Copy each line exactly. Drop every picture.
^^^^^^^^^^^^^^^^
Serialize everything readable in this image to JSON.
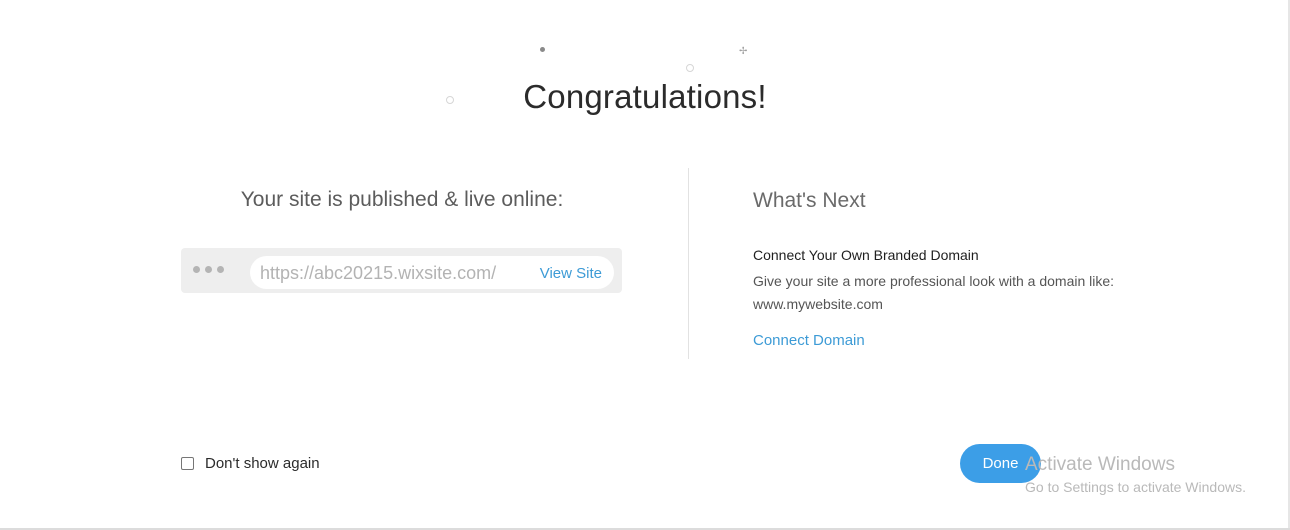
{
  "dialog": {
    "title": "Congratulations!",
    "published_heading": "Your site is published & live online:",
    "site_url": "https://abc20215.wixsite.com/",
    "view_site_label": "View Site",
    "whats_next_heading": "What's Next",
    "domain_title": "Connect Your Own Branded Domain",
    "domain_description": "Give your site a more professional look with a domain like: www.mywebsite.com",
    "connect_domain_label": "Connect Domain",
    "dont_show_label": "Don't show again",
    "done_label": "Done"
  },
  "watermark": {
    "title": "Activate Windows",
    "subtitle": "Go to Settings to activate Windows."
  },
  "colors": {
    "accent": "#3c9ee7",
    "link": "#3d9bd6",
    "text": "#2b2b2b"
  }
}
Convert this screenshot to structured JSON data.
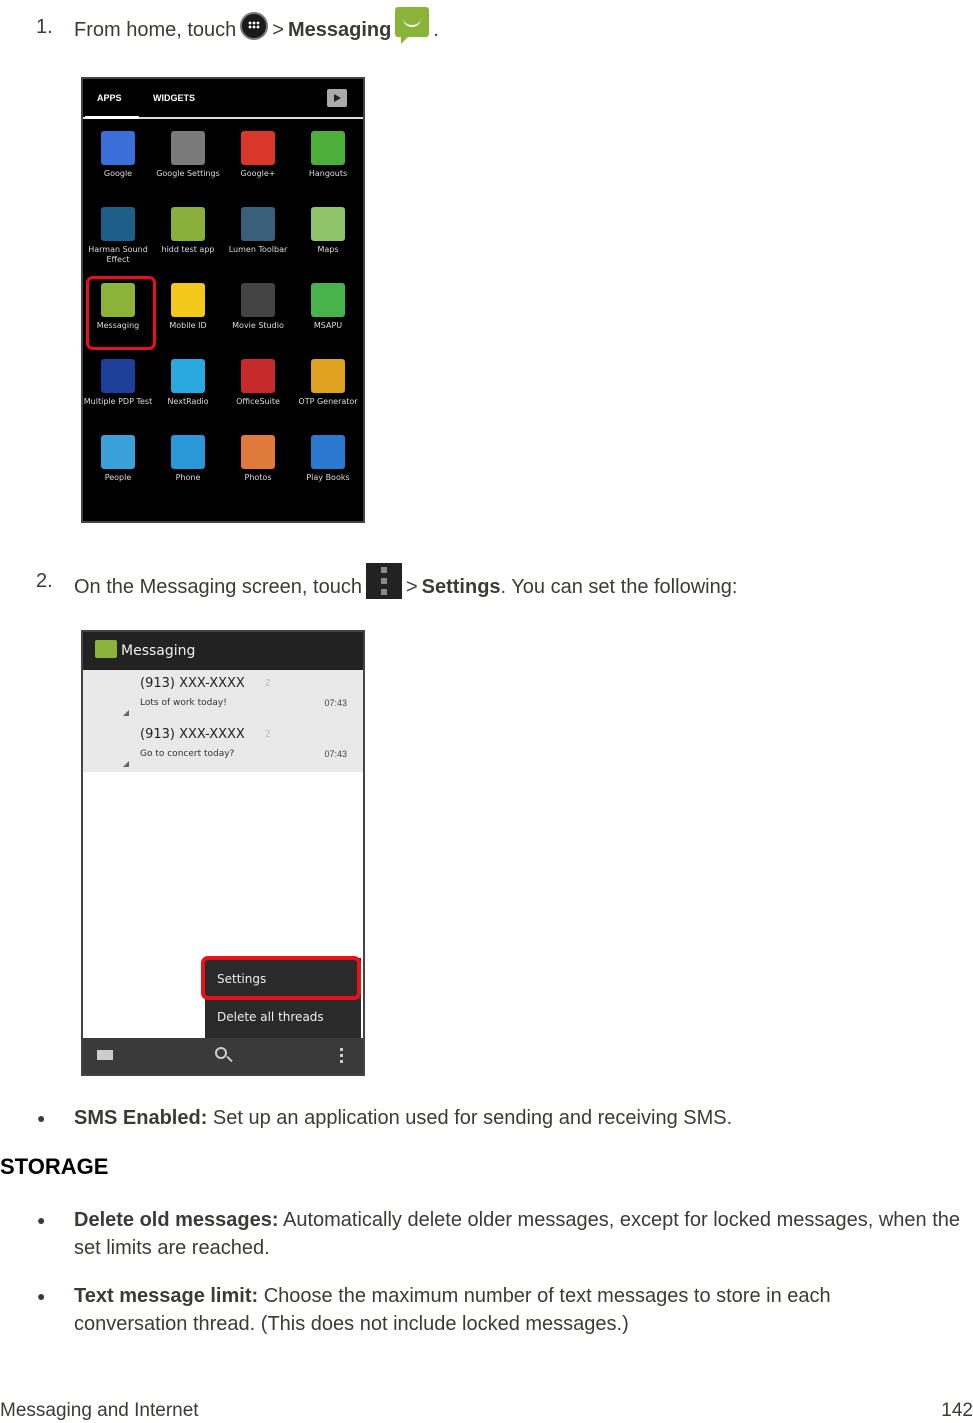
^^^^^^^^^^^^^^^^
* **EXERCISE RESPONSE**
Serialize everything readable in this image to JSON.
{
  "dialog": {
    "title": "Congratulations!",
    "published_heading": "Your site is published & live online:",
    "site_url": "https://abc20215.wixsite.com/",
    "view_site_label": "View Site",
    "whats_next_heading": "What's Next",
    "domain_title": "Connect Your Own Branded Domain",
    "domain_description": "Give your site a more professional look with a domain like: www.mywebsite.com",
    "connect_domain_label": "Connect Domain",
    "dont_show_label": "Don't show again",
    "done_label": "Done"
  },
  "watermark": {
    "title": "Activate Windows",
    "subtitle": "Go to Settings to activate Windows."
  },
  "colors": {
    "accent": "#3c9ee7",
    "link": "#3d9bd6",
    "text": "#2b2b2b"
  }
}
Convert this screenshot to structured JSON data.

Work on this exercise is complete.